◆ **Exercise goal**
Copy out every row below word for word, leaving out the pictures.

◆ **Extracted data entries**

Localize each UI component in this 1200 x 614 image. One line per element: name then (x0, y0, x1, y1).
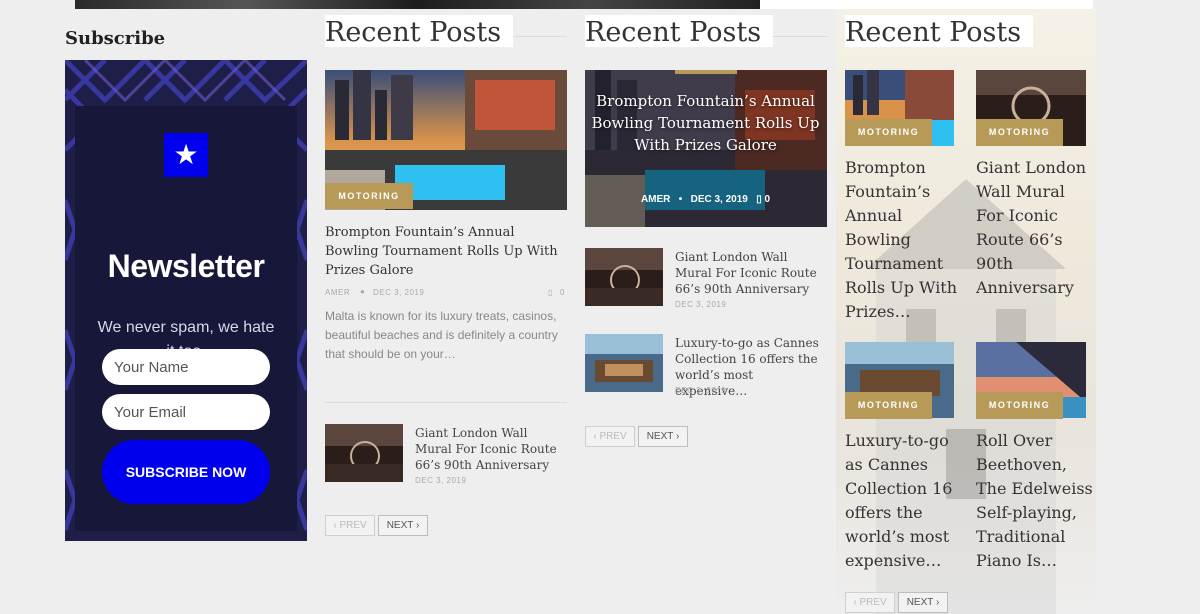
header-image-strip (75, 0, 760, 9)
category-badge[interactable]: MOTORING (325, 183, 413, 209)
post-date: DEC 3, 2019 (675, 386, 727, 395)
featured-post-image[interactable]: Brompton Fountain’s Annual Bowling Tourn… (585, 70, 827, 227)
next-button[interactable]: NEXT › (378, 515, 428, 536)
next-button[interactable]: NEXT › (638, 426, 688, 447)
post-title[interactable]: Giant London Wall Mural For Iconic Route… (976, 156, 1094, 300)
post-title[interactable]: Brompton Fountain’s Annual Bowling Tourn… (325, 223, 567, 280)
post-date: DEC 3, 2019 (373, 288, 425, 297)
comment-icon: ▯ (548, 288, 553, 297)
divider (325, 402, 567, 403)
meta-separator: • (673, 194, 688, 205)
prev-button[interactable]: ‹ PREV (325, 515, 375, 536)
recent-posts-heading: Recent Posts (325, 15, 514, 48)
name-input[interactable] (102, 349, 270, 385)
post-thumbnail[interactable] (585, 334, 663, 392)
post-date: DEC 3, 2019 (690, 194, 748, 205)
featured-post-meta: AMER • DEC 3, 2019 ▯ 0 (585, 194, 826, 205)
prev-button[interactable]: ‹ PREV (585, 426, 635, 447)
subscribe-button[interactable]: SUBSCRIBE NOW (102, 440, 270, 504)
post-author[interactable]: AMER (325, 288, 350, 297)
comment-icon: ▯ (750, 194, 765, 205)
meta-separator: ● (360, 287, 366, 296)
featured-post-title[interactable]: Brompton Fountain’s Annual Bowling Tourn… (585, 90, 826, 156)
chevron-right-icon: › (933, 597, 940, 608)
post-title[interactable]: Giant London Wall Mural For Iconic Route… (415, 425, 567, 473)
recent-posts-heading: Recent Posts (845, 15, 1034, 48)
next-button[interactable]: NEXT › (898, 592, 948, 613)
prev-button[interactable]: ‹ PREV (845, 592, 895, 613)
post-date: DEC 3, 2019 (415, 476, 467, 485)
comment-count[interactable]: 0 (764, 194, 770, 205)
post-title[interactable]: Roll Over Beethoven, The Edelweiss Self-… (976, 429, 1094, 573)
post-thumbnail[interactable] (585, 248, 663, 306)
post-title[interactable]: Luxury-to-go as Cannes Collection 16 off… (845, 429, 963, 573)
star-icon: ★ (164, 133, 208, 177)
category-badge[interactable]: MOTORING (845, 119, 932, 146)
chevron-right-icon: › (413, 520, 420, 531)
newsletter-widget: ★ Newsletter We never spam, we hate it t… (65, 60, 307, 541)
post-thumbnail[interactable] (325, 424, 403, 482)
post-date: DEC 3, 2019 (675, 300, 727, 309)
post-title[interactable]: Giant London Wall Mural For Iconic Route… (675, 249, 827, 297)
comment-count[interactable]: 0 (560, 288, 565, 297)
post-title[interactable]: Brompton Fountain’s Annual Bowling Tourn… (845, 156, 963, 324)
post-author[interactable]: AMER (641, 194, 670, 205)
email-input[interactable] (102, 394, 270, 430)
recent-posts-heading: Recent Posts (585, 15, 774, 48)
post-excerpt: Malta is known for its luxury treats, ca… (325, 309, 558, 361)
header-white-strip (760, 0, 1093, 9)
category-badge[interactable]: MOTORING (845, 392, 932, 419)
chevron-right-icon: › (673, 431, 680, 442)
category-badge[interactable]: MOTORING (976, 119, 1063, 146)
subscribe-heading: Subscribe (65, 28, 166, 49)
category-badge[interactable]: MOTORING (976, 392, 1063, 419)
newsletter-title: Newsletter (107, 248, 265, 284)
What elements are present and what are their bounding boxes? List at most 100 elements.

◆ **The result**
Localize each UI component in this 1200 x 614 image. One line per element: name then (x0, y0, x1, y1).
header-image-strip (75, 0, 760, 9)
category-badge[interactable]: MOTORING (325, 183, 413, 209)
post-date: DEC 3, 2019 (675, 386, 727, 395)
featured-post-image[interactable]: Brompton Fountain’s Annual Bowling Tourn… (585, 70, 827, 227)
next-button[interactable]: NEXT › (378, 515, 428, 536)
next-button[interactable]: NEXT › (638, 426, 688, 447)
post-title[interactable]: Giant London Wall Mural For Iconic Route… (976, 156, 1094, 300)
post-title[interactable]: Brompton Fountain’s Annual Bowling Tourn… (325, 223, 567, 280)
post-date: DEC 3, 2019 (373, 288, 425, 297)
comment-icon: ▯ (548, 288, 553, 297)
divider (325, 402, 567, 403)
meta-separator: • (673, 194, 688, 205)
prev-button[interactable]: ‹ PREV (325, 515, 375, 536)
recent-posts-heading: Recent Posts (325, 15, 514, 48)
name-input[interactable] (102, 349, 270, 385)
post-thumbnail[interactable] (585, 334, 663, 392)
post-date: DEC 3, 2019 (690, 194, 748, 205)
featured-post-meta: AMER • DEC 3, 2019 ▯ 0 (585, 194, 826, 205)
prev-button[interactable]: ‹ PREV (585, 426, 635, 447)
subscribe-button[interactable]: SUBSCRIBE NOW (102, 440, 270, 504)
post-author[interactable]: AMER (325, 288, 350, 297)
comment-icon: ▯ (750, 194, 765, 205)
meta-separator: ● (360, 287, 366, 296)
featured-post-title[interactable]: Brompton Fountain’s Annual Bowling Tourn… (585, 90, 826, 156)
chevron-right-icon: › (933, 597, 940, 608)
post-title[interactable]: Giant London Wall Mural For Iconic Route… (415, 425, 567, 473)
recent-posts-heading: Recent Posts (845, 15, 1034, 48)
next-button[interactable]: NEXT › (898, 592, 948, 613)
prev-button[interactable]: ‹ PREV (845, 592, 895, 613)
post-date: DEC 3, 2019 (415, 476, 467, 485)
comment-count[interactable]: 0 (764, 194, 770, 205)
post-title[interactable]: Roll Over Beethoven, The Edelweiss Self-… (976, 429, 1094, 573)
post-thumbnail[interactable] (585, 248, 663, 306)
post-title[interactable]: Luxury-to-go as Cannes Collection 16 off… (845, 429, 963, 573)
star-icon: ★ (164, 133, 208, 177)
category-badge[interactable]: MOTORING (845, 119, 932, 146)
chevron-right-icon: › (413, 520, 420, 531)
newsletter-widget: ★ Newsletter We never spam, we hate it t… (65, 60, 307, 541)
post-thumbnail[interactable] (325, 424, 403, 482)
post-date: DEC 3, 2019 (675, 300, 727, 309)
post-title[interactable]: Giant London Wall Mural For Iconic Route… (675, 249, 827, 297)
comment-count[interactable]: 0 (560, 288, 565, 297)
post-title[interactable]: Brompton Fountain’s Annual Bowling Tourn… (845, 156, 963, 324)
post-author[interactable]: AMER (641, 194, 670, 205)
email-input[interactable] (102, 394, 270, 430)
recent-posts-heading: Recent Posts (585, 15, 774, 48)
post-excerpt: Malta is known for its luxury treats, ca… (325, 309, 558, 361)
header-white-strip (760, 0, 1093, 9)
category-badge[interactable]: MOTORING (845, 392, 932, 419)
chevron-right-icon: › (673, 431, 680, 442)
category-badge[interactable]: MOTORING (976, 119, 1063, 146)
subscribe-heading: Subscribe (65, 28, 166, 49)
category-badge[interactable]: MOTORING (976, 392, 1063, 419)
newsletter-title: Newsletter (107, 248, 265, 284)
What elements are present and what are their bounding boxes? List at most 100 elements.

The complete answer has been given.